■ Written problem
Copy each line below in which the word "John" occurs.

--- BEGIN ---

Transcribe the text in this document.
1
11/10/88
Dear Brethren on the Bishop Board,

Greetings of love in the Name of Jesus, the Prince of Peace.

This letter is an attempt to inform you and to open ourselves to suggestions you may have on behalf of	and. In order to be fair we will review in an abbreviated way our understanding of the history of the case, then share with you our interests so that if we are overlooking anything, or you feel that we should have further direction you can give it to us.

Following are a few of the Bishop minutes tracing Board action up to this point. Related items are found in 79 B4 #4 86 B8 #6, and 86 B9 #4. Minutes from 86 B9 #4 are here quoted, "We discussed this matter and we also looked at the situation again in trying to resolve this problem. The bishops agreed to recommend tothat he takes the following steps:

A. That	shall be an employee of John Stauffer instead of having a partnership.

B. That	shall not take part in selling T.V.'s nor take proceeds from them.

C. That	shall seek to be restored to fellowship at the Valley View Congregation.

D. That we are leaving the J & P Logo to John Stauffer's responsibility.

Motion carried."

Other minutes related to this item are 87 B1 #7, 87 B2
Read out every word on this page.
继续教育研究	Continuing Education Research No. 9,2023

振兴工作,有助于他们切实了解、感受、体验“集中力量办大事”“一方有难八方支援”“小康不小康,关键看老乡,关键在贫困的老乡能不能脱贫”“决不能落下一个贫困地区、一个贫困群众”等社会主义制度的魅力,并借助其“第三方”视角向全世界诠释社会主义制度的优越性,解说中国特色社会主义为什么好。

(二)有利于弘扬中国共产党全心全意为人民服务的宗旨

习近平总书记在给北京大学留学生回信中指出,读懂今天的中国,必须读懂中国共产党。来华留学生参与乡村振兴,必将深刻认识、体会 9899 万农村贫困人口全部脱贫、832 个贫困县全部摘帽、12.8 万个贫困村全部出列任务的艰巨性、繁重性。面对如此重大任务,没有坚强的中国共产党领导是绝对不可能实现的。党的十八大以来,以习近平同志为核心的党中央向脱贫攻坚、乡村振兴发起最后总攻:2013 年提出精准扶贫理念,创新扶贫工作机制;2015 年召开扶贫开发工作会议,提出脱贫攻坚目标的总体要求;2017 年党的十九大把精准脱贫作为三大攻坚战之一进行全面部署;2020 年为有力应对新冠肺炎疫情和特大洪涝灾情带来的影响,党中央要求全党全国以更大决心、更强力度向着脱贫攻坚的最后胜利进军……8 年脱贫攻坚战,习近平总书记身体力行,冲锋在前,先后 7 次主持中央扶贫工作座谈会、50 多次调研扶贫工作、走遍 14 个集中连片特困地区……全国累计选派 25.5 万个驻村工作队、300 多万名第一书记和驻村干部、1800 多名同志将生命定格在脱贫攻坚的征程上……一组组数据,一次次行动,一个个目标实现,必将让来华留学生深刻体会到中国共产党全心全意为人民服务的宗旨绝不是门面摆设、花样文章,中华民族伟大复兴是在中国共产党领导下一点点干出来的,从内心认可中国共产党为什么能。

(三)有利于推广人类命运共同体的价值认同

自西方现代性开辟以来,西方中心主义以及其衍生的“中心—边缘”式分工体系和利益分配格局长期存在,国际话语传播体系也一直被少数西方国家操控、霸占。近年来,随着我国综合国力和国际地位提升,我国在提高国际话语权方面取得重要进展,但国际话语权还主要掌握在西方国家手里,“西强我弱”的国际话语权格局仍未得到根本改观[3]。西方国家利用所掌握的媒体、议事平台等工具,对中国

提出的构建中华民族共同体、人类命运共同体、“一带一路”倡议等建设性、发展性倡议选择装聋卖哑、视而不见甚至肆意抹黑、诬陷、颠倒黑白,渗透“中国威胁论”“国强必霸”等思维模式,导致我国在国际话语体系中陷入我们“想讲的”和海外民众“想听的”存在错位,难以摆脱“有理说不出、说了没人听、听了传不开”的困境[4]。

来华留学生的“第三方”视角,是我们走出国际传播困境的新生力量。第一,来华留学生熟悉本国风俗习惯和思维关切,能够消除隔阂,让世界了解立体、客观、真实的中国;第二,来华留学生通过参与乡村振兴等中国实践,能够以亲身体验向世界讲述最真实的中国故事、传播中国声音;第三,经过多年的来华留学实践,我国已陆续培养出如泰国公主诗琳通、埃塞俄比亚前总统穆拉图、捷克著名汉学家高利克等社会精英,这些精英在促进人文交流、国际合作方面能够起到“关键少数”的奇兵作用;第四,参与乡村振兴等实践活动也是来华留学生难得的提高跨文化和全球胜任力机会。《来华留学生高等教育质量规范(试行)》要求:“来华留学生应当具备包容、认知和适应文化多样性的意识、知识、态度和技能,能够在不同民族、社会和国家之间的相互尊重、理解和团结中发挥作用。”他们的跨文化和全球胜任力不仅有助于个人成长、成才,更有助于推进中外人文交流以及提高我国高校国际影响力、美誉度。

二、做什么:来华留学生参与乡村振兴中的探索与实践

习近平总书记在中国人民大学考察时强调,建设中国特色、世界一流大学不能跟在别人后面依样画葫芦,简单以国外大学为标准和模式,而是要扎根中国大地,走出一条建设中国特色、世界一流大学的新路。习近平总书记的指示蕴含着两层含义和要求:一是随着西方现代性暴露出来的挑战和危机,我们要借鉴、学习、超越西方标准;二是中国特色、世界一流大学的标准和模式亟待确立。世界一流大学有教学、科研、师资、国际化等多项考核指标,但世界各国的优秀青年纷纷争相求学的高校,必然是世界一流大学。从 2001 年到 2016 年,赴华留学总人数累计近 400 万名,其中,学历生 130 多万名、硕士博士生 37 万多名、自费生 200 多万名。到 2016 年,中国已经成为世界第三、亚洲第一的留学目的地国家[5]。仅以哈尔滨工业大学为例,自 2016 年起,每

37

--- END ---

■ Complete response
A. That	shall be an employee of John Stauffer instead of having a partnership.
D. That we are leaving the J & P Logo to John Stauffer's responsibility.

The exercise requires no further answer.